• **PASSAGE TO READ**:

New York Times features Tom T. Hall

Tom T. and Dixie Hall - photo by The New York TimesIn yesterday’s edition of the New York Times, the music section had a story featuring Tom T. Hall. The story was focused on Mr. Hall’s relationship to country radio stations and was appropriately headlined as…

Who Needs Country Radio? Not Tom T. Hall

The story spends a good deal of time discussing Hall’s growing alliance with the bluegrass music industry. The author suggests that the reason Hall has been pitching his tunes to bluegrass artists in recent years is that Hall felt the bluegrass artists would be true to the songs and not change them to make them commercially acceptable for country radio, thus preserving the integrity of his music.

Who would record them without changing them to make radio happy or forcing him into complicated business deals?

Bluegrass singers would.

• **CHECK YOUR UNDERSTANDING**:
1. Please decide whether each statement agrees with the article on Tom T. Hall, answering yes or no and quoting the words that decide it: (a) the story ran in the music section of the New York Times; (b) the story focused on Hall's relationship to country radio stations; (c) in recent years Hall has been pitching his tunes to country radio artists.
2. Continue the article on Tom T. Hall, picking up after its final sentence.
The entries have nothing to do with any of this.

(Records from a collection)
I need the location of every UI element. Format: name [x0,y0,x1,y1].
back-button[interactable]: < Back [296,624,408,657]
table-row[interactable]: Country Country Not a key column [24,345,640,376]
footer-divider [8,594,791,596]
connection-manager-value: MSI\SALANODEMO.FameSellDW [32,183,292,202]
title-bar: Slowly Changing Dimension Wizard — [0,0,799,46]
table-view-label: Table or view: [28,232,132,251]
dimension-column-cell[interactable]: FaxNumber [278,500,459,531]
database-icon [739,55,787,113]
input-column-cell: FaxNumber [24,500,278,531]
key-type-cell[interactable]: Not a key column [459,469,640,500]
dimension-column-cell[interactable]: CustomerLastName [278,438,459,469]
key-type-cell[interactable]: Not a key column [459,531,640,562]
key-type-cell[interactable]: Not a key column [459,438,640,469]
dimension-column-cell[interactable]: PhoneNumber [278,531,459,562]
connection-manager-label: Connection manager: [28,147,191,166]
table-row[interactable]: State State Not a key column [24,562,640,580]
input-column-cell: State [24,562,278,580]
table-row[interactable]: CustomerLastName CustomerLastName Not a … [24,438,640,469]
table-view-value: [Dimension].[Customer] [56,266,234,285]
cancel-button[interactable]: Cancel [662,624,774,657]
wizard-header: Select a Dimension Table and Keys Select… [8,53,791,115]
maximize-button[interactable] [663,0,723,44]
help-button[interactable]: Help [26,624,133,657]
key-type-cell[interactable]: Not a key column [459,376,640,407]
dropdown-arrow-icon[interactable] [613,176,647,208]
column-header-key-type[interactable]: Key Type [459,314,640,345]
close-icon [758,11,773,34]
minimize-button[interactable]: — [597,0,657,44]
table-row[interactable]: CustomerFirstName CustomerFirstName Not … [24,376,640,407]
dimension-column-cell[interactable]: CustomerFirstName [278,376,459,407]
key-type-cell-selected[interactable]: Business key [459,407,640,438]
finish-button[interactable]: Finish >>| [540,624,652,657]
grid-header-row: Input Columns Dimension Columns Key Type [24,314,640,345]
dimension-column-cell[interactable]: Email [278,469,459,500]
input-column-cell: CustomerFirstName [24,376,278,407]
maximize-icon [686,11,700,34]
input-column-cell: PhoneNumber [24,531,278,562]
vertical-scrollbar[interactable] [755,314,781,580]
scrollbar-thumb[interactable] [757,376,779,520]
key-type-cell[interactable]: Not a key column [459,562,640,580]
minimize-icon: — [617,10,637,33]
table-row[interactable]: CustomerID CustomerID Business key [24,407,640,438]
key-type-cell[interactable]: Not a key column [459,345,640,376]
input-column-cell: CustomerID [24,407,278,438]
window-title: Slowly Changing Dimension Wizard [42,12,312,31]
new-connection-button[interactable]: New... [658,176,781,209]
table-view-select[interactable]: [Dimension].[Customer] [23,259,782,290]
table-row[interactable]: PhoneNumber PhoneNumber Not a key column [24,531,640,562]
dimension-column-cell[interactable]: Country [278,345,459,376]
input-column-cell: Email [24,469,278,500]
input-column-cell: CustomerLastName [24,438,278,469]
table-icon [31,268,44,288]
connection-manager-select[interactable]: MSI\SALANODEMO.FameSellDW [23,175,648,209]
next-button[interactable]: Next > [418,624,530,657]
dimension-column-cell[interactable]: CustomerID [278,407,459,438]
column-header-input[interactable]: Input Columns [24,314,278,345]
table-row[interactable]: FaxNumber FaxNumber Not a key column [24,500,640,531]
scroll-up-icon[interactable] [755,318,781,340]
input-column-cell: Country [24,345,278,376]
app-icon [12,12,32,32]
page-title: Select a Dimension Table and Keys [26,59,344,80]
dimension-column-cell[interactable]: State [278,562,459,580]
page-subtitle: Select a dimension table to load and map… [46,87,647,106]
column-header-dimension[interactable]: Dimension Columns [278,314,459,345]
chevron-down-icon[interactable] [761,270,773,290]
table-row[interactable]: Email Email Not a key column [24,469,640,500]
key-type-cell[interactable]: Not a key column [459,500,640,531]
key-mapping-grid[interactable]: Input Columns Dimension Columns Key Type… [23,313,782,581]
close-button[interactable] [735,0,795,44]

• **ANSWER SET**:
1.
(a) Yes: "the music section had a story featuring Tom T. Hall"
(b) Yes: "The story was focused on Mr. Hall’s relationship to country radio stations"
(c) No: "Hall has been pitching his tunes to bluegrass artists in recent years"

2.
Tom T. goes on to discuss his history of growing up in Appalachia, and made this great comment about writing bluegrass songs in collaboration with his wife, Miss Dixie.

Maybe our bluegrass songwriting works so well because we have such different views of Appalachia. As an outsider Miss Dixie sees these people as the hard-working, family-loving salt of the earth. As a member of the clan I see them as just the neighbors. She can see the trees, while all I can see is the forest.

The article is a fairly length piece, at a solid two pages, and worth the read. Four streaming audio files are also included featuring Tom T. and Charlie Sizemore.